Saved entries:
________________________

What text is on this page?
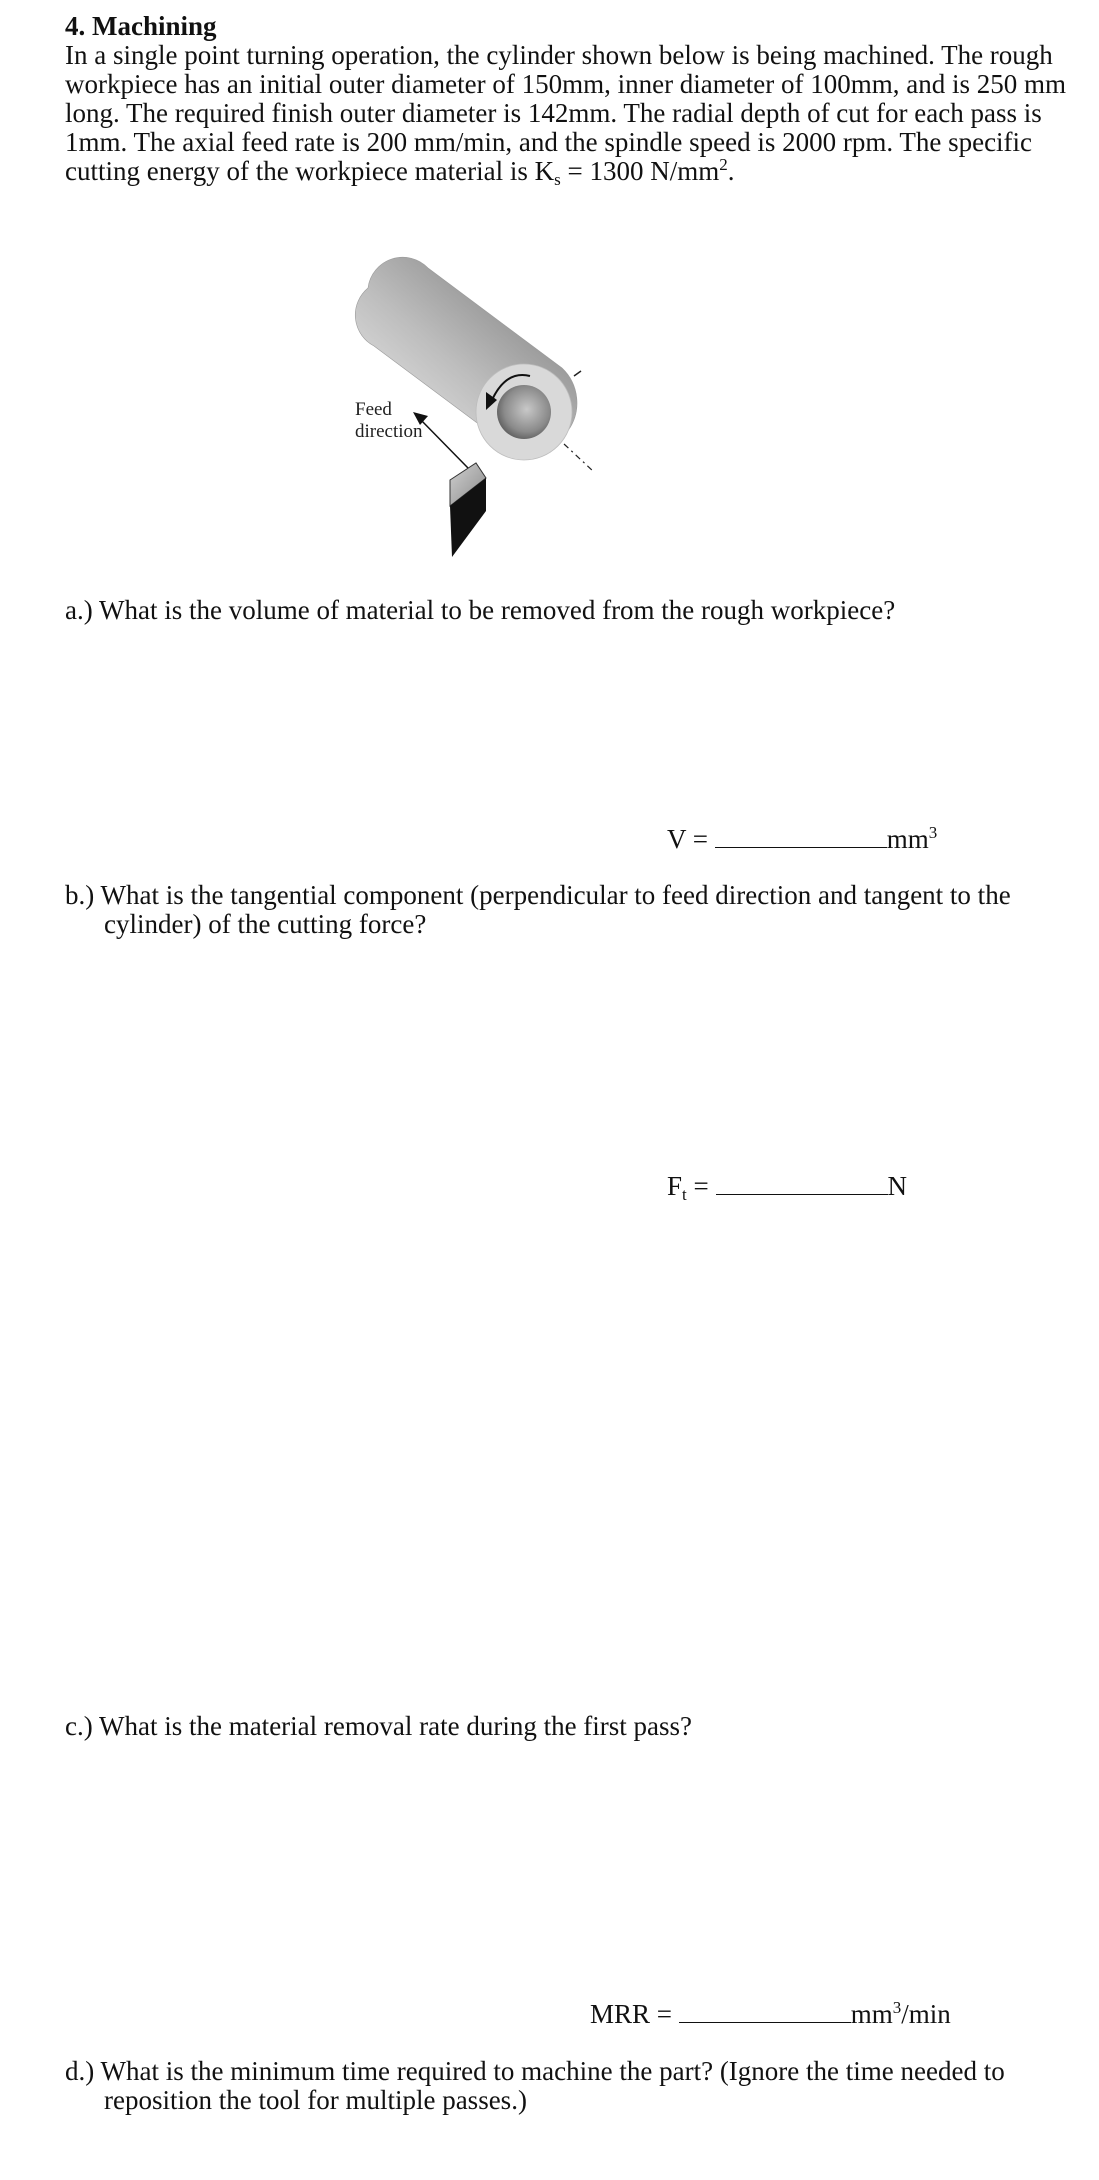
4. Machining
In a single point turning operation, the cylinder shown below is being machined. The rough
workpiece has an initial outer diameter of 150mm, inner diameter of 100mm, and is 250 mm
long. The required finish outer diameter is 142mm. The radial depth of cut for each pass is
1mm. The axial feed rate is 200 mm/min, and the spindle speed is 2000 rpm. The specific
cutting energy of the workpiece material is $K_s = 1300$ $N/mm^2$.
Feed
direction
a.) What is the volume of material to be removed from the rough workpiece?
V =	$mm^3$
b.) What is the tangential component (perpendicular to feed direction and tangent to the
cylinder) of the cutting force?
$F_t$ =	N
c.) What is the material removal rate during the first pass?
MRR =	$mm^3/\min$
d.) What is the minimum time required to machine the part? (Ignore the time needed to
reposition the tool for multiple passes.)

________________________

Write out the listing word for word, omitting the pictures it holds.

Exercise solution:
What text is on this page?
4. Machining
In a single point turning operation, the cylinder shown below is being machined. The rough
workpiece has an initial outer diameter of 150mm, inner diameter of 100mm, and is 250 mm
long. The required finish outer diameter is 142mm. The radial depth of cut for each pass is
1mm. The axial feed rate is 200 mm/min, and the spindle speed is 2000 rpm. The specific
cutting energy of the workpiece material is $K_s = 1300$ $N/mm^2$.
Feed
direction
a.) What is the volume of material to be removed from the rough workpiece?
V =	$mm^3$
b.) What is the tangential component (perpendicular to feed direction and tangent to the
cylinder) of the cutting force?
$F_t$ =	N
c.) What is the material removal rate during the first pass?
MRR =	$mm^3/\min$
d.) What is the minimum time required to machine the part? (Ignore the time needed to
reposition the tool for multiple passes.)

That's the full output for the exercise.